### [PROBLEM DESCRIPTION]
Find the lines holding the string "über" in the data, then copy all of them.

━━━ SOURCE MATERIAL ━━━

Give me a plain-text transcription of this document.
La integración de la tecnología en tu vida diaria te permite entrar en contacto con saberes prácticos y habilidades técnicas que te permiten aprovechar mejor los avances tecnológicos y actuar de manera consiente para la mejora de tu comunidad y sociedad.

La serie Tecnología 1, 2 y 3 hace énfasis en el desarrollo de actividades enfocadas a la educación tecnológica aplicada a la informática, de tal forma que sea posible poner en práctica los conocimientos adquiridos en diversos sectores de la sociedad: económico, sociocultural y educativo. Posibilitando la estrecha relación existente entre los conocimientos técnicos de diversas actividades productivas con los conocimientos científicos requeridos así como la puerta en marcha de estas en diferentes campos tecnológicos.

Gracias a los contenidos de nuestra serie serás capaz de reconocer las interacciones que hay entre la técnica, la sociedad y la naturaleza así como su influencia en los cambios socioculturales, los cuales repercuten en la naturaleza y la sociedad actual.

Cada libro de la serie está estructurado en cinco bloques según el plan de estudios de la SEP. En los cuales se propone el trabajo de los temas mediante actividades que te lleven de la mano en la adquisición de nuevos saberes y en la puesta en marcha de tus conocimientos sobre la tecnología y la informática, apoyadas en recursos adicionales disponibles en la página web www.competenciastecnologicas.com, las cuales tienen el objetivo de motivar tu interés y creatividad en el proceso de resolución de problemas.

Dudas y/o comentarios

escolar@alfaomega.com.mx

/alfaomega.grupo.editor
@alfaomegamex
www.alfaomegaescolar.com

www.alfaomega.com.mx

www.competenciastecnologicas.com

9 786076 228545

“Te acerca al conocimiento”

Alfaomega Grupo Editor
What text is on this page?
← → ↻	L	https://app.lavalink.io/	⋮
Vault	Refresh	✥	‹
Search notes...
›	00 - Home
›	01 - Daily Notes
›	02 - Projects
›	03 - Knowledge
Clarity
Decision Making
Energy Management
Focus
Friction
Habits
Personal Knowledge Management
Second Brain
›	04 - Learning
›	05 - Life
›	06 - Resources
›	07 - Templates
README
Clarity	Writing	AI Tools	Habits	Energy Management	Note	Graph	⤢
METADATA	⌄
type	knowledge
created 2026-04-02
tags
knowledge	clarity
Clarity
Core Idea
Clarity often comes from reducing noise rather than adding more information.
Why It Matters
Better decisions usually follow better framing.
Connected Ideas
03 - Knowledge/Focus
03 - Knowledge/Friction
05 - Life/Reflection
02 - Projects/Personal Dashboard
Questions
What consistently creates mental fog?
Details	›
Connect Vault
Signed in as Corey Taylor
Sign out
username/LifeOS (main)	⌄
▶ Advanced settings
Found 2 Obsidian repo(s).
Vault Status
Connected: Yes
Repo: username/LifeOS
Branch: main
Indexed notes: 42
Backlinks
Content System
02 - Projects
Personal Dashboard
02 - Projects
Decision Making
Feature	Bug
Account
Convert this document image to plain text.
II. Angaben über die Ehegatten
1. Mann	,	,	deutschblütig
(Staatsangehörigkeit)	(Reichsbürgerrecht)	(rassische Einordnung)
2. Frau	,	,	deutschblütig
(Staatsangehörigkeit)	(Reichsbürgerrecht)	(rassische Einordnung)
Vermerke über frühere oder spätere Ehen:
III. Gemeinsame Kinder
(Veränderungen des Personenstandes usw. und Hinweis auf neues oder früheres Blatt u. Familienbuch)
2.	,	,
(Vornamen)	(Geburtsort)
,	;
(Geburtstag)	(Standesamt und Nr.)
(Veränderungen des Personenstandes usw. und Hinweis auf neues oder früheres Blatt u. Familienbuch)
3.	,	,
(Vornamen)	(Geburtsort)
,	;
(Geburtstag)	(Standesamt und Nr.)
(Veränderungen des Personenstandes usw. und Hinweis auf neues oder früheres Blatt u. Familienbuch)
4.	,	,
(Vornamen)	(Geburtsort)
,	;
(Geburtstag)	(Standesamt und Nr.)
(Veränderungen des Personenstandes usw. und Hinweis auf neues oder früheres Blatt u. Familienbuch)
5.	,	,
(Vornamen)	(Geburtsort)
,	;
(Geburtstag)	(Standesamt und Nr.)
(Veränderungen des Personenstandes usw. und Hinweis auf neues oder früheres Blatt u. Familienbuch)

━━━

### [FINAL ANSWER]
II. Angaben über die Ehegatten
Vermerke über frühere oder spätere Ehen:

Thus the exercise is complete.